Passage retenu:
Occupés par des combattants
allemands, ces ouvrages seront l'objet de violentes attaques. Leur déroulement
est relaté dans un rapport adressé au Haut commandement ouest de la Wehrmacht
par le général commandant le génie
et les fortifications, ce qui nous permet non seulement de suivre le déroulement
des opérations, mais de vivre, pour la seule fois dans l'histoire de la Ligne
Maginot, des affrontements à l'intérieur même d'un ouvrage. C'est pour cela
que le récit qui va suivre est du plus haut intérêt.
Décembre 1944. Partant de
Sarrebourg, le 15e corps d'armée de la 7e armée américaine progresse vers le
nord-est et arrive dans le Pays de Bitche. Les Allemands reculent pendant qu'ils
établissement leur ligne principale de résistance sur un axe
Lemberg-Eschenberg-Petit Réderching.

Matériel fourni:
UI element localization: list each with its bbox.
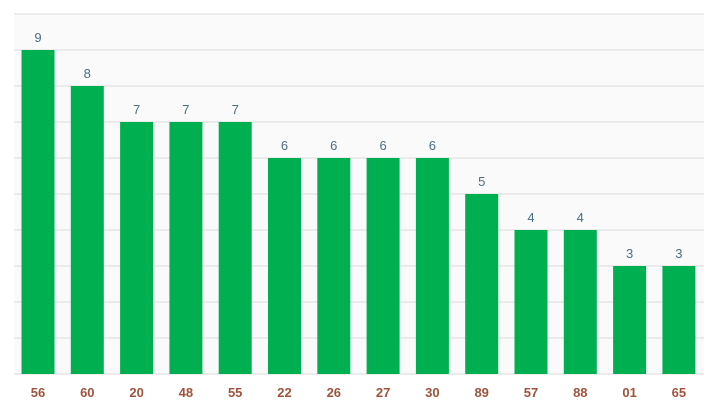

Objectif de l'exercice:
Reproduisez à l'identique, du premier au dernier mot, le passage retenu sur les attaques des ouvrages de la ligne Maginot.

Solution proposée:
Occupés par des combattants
allemands, ces ouvrages seront l'objet de violentes attaques. Leur déroulement
est relaté dans un rapport adressé au Haut commandement ouest de la Wehrmacht
par le général commandant le génie
et les fortifications, ce qui nous permet non seulement de suivre le déroulement
des opérations, mais de vivre, pour la seule fois dans l'histoire de la Ligne
Maginot, des affrontements à l'intérieur même d'un ouvrage. C'est pour cela
que le récit qui va suivre est du plus haut intérêt.
Décembre 1944. Partant de
Sarrebourg, le 15e corps d'armée de la 7e armée américaine progresse vers le
nord-est et arrive dans le Pays de Bitche. Les Allemands reculent pendant qu'ils
établissement leur ligne principale de résistance sur un axe
Lemberg-Eschenberg-Petit Réderching.